→ **Exercise material**:

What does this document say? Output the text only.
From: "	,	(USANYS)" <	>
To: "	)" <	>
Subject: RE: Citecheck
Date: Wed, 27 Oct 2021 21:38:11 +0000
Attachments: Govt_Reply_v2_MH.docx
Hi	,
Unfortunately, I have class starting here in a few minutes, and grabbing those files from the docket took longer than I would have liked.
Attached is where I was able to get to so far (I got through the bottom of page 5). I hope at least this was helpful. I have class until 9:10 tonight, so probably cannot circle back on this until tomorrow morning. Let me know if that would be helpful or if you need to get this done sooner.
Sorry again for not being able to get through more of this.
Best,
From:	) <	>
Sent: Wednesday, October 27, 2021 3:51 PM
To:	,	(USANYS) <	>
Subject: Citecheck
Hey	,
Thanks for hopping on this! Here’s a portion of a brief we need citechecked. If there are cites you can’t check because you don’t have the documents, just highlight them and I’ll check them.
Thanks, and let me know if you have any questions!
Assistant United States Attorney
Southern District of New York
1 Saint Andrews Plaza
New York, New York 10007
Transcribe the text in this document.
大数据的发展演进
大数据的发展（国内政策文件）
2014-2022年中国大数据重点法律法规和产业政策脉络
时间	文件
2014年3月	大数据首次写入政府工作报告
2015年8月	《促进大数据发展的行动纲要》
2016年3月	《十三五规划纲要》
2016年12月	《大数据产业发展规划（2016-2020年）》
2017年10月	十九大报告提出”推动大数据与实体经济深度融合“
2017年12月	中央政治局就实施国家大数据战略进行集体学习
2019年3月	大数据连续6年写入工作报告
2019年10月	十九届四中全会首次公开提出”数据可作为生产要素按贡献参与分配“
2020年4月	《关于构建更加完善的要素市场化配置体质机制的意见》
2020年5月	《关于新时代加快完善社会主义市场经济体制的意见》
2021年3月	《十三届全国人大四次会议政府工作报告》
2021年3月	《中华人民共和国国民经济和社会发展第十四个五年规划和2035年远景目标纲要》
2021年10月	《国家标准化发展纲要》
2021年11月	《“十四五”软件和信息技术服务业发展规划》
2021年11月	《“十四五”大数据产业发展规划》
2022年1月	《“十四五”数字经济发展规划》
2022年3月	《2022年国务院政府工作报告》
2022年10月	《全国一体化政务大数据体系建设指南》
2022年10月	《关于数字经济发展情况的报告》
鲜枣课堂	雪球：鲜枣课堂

→ **Exercise prompt**:
Which lines hold the string "Thanks"? List them all.

→ **Answer to the problem**:
Thanks for hopping on this! Here’s a portion of a brief we need citechecked. If there are cites you can’t check because you don’t have the documents, just highlight them and I’ll check them.
Thanks, and let me know if you have any questions!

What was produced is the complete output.